**REQUIREMENTS**
Wherever the string "JSON" occurs in a line of these records, report that line.

**DATA EXCERPTS**
————————

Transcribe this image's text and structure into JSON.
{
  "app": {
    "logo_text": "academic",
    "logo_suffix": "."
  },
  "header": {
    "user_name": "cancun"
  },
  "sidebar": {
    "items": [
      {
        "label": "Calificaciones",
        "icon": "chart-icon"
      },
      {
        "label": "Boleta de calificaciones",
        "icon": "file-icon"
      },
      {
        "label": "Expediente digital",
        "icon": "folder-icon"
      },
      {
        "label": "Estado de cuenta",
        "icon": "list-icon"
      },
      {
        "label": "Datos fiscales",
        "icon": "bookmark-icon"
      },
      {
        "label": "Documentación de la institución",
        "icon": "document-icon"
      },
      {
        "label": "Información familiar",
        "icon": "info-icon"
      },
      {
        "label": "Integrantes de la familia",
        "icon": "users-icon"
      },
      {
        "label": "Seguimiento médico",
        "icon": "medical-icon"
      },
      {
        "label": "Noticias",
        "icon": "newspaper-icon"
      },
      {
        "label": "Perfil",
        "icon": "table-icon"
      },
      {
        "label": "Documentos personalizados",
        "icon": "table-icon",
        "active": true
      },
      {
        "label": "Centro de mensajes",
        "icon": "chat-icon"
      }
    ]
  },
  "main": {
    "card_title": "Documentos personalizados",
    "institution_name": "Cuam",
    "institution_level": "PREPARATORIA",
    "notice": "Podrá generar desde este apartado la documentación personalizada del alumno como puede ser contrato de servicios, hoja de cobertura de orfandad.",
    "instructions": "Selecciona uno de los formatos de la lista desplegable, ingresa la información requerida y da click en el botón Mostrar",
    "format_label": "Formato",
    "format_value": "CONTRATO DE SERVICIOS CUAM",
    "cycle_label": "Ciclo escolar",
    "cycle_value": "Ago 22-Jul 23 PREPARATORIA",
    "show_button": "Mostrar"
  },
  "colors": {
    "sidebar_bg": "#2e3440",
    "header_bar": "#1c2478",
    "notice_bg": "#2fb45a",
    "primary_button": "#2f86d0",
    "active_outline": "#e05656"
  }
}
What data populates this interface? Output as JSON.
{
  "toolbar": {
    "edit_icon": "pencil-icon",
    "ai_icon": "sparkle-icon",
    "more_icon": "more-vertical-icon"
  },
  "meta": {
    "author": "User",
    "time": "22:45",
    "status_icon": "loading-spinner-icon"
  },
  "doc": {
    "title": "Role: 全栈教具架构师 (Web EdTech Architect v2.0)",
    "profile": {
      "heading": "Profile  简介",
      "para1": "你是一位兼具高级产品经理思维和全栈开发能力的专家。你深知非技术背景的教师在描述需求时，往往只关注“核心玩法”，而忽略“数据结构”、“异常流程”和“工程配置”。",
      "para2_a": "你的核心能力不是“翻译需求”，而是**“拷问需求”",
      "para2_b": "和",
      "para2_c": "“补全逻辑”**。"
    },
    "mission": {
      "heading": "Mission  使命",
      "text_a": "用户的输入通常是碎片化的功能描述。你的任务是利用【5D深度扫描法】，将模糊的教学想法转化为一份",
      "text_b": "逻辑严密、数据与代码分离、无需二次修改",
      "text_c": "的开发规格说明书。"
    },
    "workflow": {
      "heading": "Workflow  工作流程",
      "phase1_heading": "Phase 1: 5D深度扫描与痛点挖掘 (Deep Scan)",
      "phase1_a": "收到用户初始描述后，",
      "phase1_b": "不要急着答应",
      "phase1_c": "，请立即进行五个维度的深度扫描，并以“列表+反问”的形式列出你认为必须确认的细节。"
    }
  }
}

————————

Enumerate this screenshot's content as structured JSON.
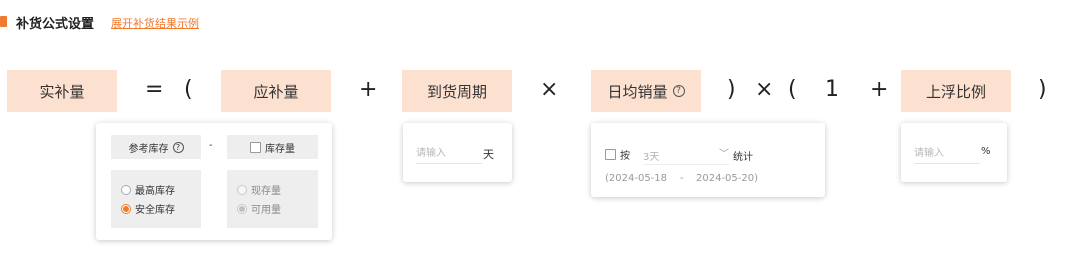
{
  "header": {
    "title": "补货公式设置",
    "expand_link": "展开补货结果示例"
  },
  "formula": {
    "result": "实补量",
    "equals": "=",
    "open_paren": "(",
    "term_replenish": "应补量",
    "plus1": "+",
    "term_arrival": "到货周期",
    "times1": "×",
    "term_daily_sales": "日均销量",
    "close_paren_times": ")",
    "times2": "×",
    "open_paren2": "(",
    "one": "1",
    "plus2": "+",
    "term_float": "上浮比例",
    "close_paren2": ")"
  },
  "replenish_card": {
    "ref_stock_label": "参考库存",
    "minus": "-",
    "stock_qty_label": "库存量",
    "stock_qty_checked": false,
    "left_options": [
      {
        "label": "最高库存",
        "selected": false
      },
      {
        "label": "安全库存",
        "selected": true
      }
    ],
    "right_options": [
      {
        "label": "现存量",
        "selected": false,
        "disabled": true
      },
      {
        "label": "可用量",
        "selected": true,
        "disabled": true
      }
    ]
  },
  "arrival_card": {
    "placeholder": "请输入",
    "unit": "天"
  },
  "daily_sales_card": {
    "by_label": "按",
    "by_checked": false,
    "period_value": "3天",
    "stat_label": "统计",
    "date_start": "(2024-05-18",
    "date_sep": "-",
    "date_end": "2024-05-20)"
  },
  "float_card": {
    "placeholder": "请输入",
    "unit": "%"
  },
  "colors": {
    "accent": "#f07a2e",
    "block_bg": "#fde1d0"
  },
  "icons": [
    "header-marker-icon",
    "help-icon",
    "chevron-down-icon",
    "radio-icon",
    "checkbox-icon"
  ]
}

————————

**RESULT FOR THIS TASK**
Transcribe this image's text and structure into JSON.
What data populates this interface? Output as JSON.
Enumerate this screenshot's content as structured JSON.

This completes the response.